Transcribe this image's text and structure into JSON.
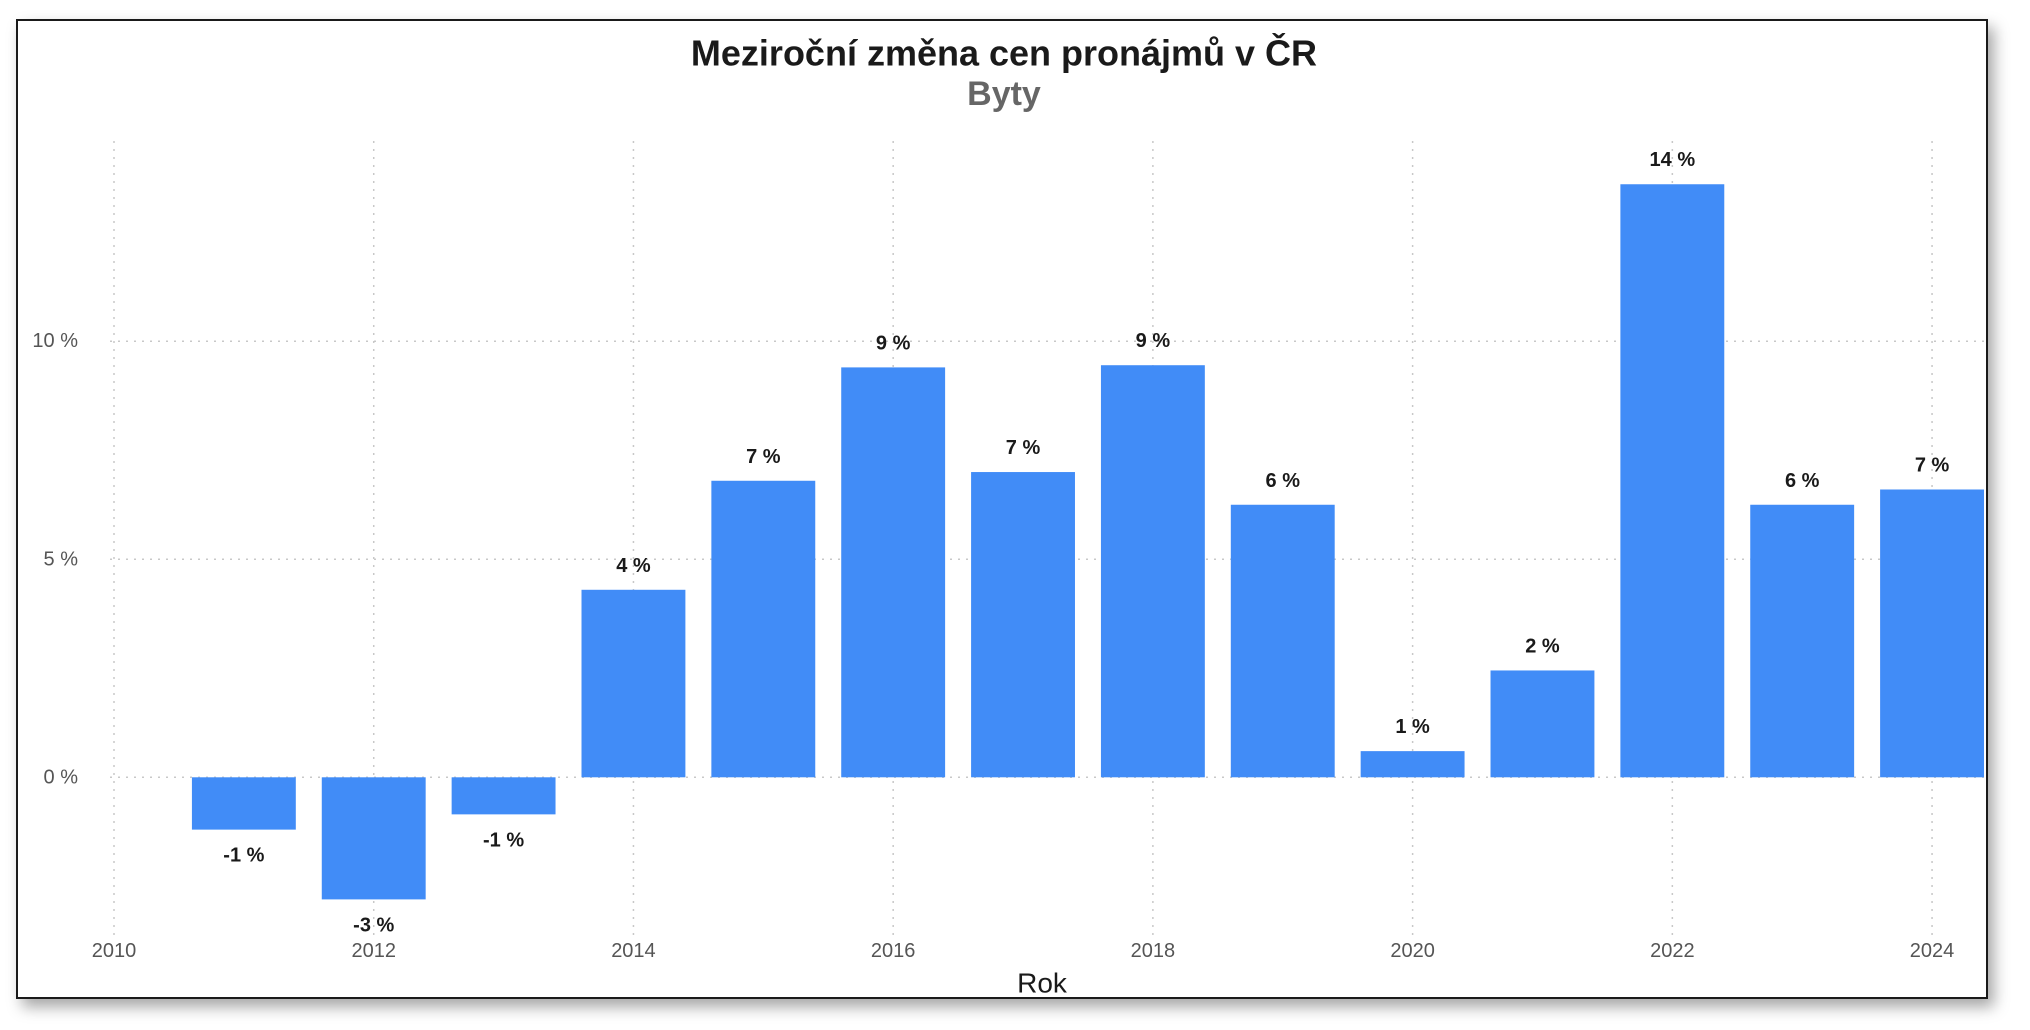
{
  "chart_data": {
    "type": "bar",
    "title": "Meziroční změna cen pronájmů v ČR",
    "subtitle": "Byty",
    "xlabel": "Rok",
    "ylabel": "",
    "categories": [
      2011,
      2012,
      2013,
      2014,
      2015,
      2016,
      2017,
      2018,
      2019,
      2020,
      2021,
      2022,
      2023,
      2024
    ],
    "values": [
      -1.2,
      -2.8,
      -0.85,
      4.3,
      6.8,
      9.4,
      7.0,
      9.45,
      6.25,
      0.6,
      2.45,
      13.6,
      6.25,
      6.6
    ],
    "data_labels": [
      "-1 %",
      "-3 %",
      "-1 %",
      "4 %",
      "7 %",
      "9 %",
      "7 %",
      "9 %",
      "6 %",
      "1 %",
      "2 %",
      "14 %",
      "6 %",
      "7 %"
    ],
    "x_ticks": [
      "2010",
      "2012",
      "2014",
      "2016",
      "2018",
      "2020",
      "2022",
      "2024"
    ],
    "y_ticks": [
      {
        "value": 0,
        "label": "0 %"
      },
      {
        "value": 5,
        "label": "5 %"
      },
      {
        "value": 10,
        "label": "10 %"
      }
    ],
    "xlim": [
      2010,
      2024.4
    ],
    "ylim": [
      -3.8,
      14.5
    ],
    "grid": true,
    "bar_color": "#418cf7"
  }
}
* * *
| STATED PROBLEM |
Without the pictures, restate all the entries above exactly.

| THE COMPLETED TASK |
Transcribe this image's text and structure into JSON.
{
  "chart_data": {
    "type": "bar",
    "title": "Meziroční změna cen pronájmů v ČR",
    "subtitle": "Byty",
    "xlabel": "Rok",
    "ylabel": "",
    "categories": [
      2011,
      2012,
      2013,
      2014,
      2015,
      2016,
      2017,
      2018,
      2019,
      2020,
      2021,
      2022,
      2023,
      2024
    ],
    "values": [
      -1.2,
      -2.8,
      -0.85,
      4.3,
      6.8,
      9.4,
      7.0,
      9.45,
      6.25,
      0.6,
      2.45,
      13.6,
      6.25,
      6.6
    ],
    "data_labels": [
      "-1 %",
      "-3 %",
      "-1 %",
      "4 %",
      "7 %",
      "9 %",
      "7 %",
      "9 %",
      "6 %",
      "1 %",
      "2 %",
      "14 %",
      "6 %",
      "7 %"
    ],
    "x_ticks": [
      "2010",
      "2012",
      "2014",
      "2016",
      "2018",
      "2020",
      "2022",
      "2024"
    ],
    "y_ticks": [
      {
        "value": 0,
        "label": "0 %"
      },
      {
        "value": 5,
        "label": "5 %"
      },
      {
        "value": 10,
        "label": "10 %"
      }
    ],
    "xlim": [
      2010,
      2024.4
    ],
    "ylim": [
      -3.8,
      14.5
    ],
    "grid": true,
    "bar_color": "#418cf7"
  }
}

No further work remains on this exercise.